=== A block of data ===
————————

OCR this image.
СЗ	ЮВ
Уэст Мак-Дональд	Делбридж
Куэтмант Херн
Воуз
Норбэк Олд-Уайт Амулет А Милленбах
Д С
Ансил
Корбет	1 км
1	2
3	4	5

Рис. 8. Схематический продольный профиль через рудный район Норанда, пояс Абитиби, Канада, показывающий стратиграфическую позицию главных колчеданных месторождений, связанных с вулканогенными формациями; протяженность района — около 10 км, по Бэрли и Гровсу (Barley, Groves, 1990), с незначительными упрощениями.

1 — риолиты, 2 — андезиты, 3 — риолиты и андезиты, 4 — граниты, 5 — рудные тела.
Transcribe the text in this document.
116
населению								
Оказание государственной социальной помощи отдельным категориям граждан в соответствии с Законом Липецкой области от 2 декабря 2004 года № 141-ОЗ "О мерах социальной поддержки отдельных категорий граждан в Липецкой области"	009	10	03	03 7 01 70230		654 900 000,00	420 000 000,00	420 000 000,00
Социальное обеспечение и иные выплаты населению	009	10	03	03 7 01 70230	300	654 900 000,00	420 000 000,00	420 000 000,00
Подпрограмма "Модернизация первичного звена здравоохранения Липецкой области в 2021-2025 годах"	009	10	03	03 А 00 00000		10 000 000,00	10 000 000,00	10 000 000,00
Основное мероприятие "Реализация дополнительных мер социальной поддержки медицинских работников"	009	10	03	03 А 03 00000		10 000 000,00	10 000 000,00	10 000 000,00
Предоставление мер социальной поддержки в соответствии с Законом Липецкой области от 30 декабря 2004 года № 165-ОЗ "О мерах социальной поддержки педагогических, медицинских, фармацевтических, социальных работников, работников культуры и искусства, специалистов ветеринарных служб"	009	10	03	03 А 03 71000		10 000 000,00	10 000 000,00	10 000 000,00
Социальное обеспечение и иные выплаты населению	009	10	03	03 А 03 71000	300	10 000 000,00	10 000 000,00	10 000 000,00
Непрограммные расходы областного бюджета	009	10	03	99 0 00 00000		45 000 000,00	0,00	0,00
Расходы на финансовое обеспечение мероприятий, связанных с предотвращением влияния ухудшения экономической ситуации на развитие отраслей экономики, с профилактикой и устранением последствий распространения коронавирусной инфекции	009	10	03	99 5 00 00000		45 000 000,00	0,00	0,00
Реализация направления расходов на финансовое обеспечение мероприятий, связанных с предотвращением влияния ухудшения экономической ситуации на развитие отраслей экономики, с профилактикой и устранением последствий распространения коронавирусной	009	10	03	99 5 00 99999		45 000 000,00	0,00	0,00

————————

=== GIVEN TASK ===
Repeat the entries above exactly, leaving nothing out.

=== THE REPLY ===
OCR this image.
СЗ	ЮВ
Уэст Мак-Дональд	Делбридж
Куэтмант Херн
Воуз
Норбэк Олд-Уайт Амулет А Милленбах
Д С
Ансил
Корбет	1 км
1	2
3	4	5

Рис. 8. Схематический продольный профиль через рудный район Норанда, пояс Абитиби, Канада, показывающий стратиграфическую позицию главных колчеданных месторождений, связанных с вулканогенными формациями; протяженность района — около 10 км, по Бэрли и Гровсу (Barley, Groves, 1990), с незначительными упрощениями.

1 — риолиты, 2 — андезиты, 3 — риолиты и андезиты, 4 — граниты, 5 — рудные тела.
Transcribe the text in this document.
116
населению								
Оказание государственной социальной помощи отдельным категориям граждан в соответствии с Законом Липецкой области от 2 декабря 2004 года № 141-ОЗ "О мерах социальной поддержки отдельных категорий граждан в Липецкой области"	009	10	03	03 7 01 70230		654 900 000,00	420 000 000,00	420 000 000,00
Социальное обеспечение и иные выплаты населению	009	10	03	03 7 01 70230	300	654 900 000,00	420 000 000,00	420 000 000,00
Подпрограмма "Модернизация первичного звена здравоохранения Липецкой области в 2021-2025 годах"	009	10	03	03 А 00 00000		10 000 000,00	10 000 000,00	10 000 000,00
Основное мероприятие "Реализация дополнительных мер социальной поддержки медицинских работников"	009	10	03	03 А 03 00000		10 000 000,00	10 000 000,00	10 000 000,00
Предоставление мер социальной поддержки в соответствии с Законом Липецкой области от 30 декабря 2004 года № 165-ОЗ "О мерах социальной поддержки педагогических, медицинских, фармацевтических, социальных работников, работников культуры и искусства, специалистов ветеринарных служб"	009	10	03	03 А 03 71000		10 000 000,00	10 000 000,00	10 000 000,00
Социальное обеспечение и иные выплаты населению	009	10	03	03 А 03 71000	300	10 000 000,00	10 000 000,00	10 000 000,00
Непрограммные расходы областного бюджета	009	10	03	99 0 00 00000		45 000 000,00	0,00	0,00
Расходы на финансовое обеспечение мероприятий, связанных с предотвращением влияния ухудшения экономической ситуации на развитие отраслей экономики, с профилактикой и устранением последствий распространения коронавирусной инфекции	009	10	03	99 5 00 00000		45 000 000,00	0,00	0,00
Реализация направления расходов на финансовое обеспечение мероприятий, связанных с предотвращением влияния ухудшения экономической ситуации на развитие отраслей экономики, с профилактикой и устранением последствий распространения коронавирусной	009	10	03	99 5 00 99999		45 000 000,00	0,00	0,00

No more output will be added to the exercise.